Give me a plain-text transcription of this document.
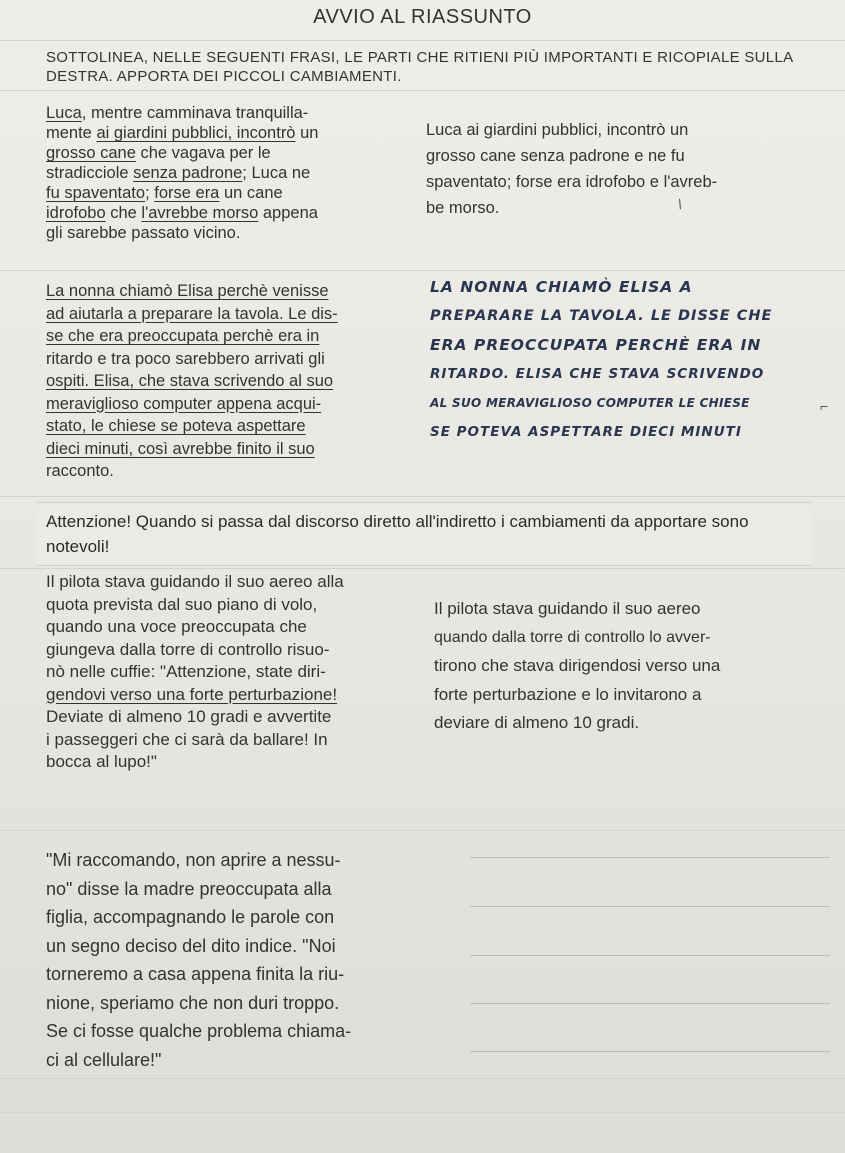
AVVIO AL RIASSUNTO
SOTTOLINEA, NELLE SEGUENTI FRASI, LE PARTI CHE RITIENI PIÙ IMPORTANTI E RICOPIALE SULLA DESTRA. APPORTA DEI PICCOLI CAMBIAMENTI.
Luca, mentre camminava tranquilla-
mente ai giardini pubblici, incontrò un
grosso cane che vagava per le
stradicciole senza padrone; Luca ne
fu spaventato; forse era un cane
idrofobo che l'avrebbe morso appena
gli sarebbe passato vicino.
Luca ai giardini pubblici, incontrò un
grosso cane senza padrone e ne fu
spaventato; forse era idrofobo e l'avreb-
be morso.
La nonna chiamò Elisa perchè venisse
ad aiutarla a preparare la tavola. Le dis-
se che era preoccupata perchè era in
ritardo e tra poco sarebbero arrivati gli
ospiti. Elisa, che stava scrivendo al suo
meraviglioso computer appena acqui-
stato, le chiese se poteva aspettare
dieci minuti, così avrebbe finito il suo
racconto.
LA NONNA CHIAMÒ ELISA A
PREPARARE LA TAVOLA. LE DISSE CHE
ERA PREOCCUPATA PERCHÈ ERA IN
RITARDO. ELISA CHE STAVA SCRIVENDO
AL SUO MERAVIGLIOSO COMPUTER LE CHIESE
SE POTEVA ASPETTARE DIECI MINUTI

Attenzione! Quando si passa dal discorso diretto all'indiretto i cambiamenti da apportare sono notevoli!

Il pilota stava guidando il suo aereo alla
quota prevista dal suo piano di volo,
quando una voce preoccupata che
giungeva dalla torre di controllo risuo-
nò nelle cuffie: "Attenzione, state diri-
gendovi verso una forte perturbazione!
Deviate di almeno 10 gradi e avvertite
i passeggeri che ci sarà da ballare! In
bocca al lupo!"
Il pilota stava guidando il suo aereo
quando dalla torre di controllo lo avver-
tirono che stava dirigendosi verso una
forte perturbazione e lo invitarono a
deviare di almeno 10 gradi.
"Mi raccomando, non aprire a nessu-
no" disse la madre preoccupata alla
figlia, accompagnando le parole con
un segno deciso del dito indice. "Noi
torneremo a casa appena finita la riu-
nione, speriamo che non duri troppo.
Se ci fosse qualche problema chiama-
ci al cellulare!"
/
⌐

◆ ◆ ◆ ◆

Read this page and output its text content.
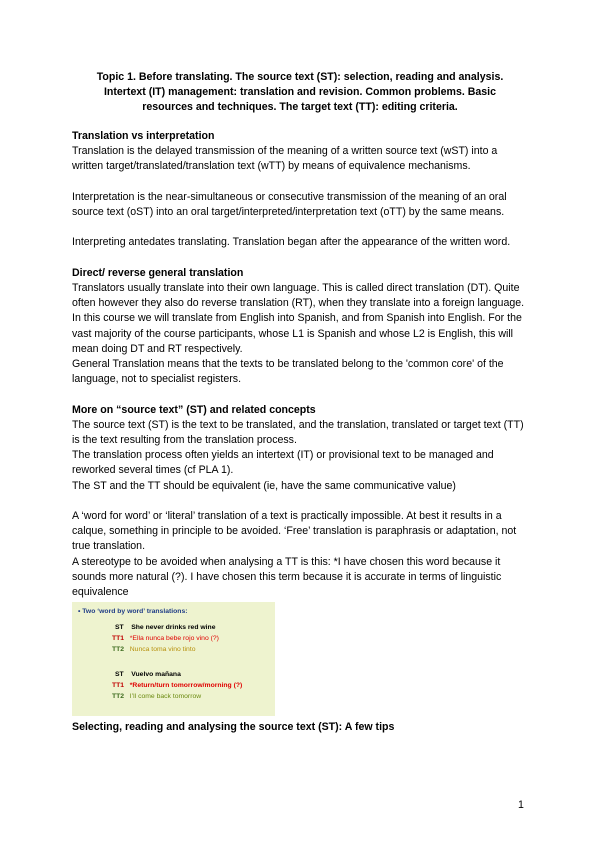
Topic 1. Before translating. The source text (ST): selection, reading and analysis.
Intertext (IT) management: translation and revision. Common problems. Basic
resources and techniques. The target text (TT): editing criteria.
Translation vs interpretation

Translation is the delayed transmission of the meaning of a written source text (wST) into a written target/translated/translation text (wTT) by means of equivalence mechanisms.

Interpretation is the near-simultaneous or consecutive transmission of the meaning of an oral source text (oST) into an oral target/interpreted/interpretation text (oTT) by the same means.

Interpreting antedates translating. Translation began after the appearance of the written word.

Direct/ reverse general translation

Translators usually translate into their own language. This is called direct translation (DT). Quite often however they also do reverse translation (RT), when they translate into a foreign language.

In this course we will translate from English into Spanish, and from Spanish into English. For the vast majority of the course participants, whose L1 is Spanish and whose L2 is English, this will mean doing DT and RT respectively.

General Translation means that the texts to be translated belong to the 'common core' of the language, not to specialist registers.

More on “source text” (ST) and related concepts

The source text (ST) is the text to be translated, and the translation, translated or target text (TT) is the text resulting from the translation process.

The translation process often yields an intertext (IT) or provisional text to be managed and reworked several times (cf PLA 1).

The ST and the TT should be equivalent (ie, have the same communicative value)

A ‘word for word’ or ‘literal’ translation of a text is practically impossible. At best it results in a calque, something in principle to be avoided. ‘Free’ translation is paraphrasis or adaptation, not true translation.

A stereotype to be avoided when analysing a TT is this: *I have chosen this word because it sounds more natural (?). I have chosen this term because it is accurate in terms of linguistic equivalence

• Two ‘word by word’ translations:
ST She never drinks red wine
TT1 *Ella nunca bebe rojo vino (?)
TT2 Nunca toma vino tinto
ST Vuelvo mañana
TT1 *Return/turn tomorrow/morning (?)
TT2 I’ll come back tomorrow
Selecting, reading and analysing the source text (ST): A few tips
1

◆ ◆ ◆ ◆

**PROBLEM STATEMENT**
Copy all lines in the listing above where the string "spaventato" appears.

**CORRECT RESPONSE**
fu spaventato; forse era un cane
spaventato; forse era idrofobo e l'avreb-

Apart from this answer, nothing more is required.